▶ [The data]:
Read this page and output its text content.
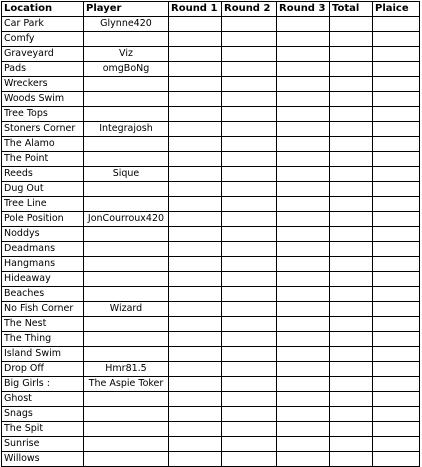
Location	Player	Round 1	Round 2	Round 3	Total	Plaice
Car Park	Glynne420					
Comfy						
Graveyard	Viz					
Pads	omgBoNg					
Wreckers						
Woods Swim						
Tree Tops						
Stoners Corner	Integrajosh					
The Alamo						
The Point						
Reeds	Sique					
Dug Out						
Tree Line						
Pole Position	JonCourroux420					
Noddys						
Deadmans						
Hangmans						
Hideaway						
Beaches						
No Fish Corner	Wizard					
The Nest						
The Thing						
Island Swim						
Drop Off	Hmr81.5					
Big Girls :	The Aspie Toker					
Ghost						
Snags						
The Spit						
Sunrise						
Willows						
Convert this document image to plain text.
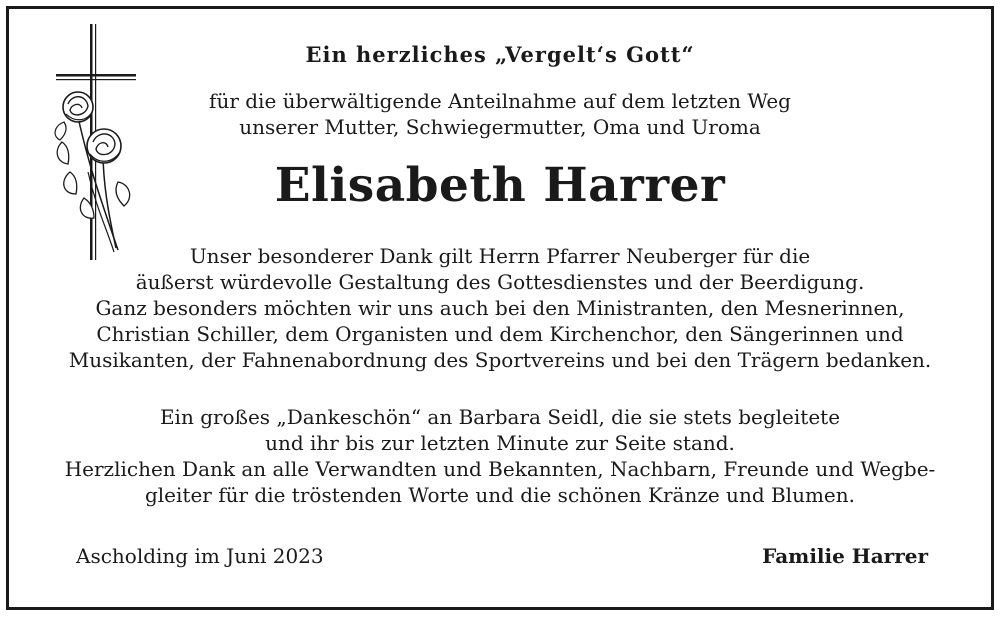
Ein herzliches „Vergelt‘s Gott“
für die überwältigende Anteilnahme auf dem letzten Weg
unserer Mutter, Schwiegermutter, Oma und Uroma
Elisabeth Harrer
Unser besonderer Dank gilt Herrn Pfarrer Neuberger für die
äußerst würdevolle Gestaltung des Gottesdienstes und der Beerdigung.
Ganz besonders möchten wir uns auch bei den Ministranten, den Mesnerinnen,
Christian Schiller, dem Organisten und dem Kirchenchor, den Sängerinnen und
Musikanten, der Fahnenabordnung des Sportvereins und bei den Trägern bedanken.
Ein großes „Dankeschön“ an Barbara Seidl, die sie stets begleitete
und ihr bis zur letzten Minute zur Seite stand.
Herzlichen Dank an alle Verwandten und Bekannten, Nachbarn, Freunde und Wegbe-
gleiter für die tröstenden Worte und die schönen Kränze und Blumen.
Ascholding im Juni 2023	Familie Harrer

▶ [Task statement]:
Search the lines for "letzten". Copy each line that has it.

▶ [Reply]:
für die überwältigende Anteilnahme auf dem letzten Weg
und ihr bis zur letzten Minute zur Seite stand.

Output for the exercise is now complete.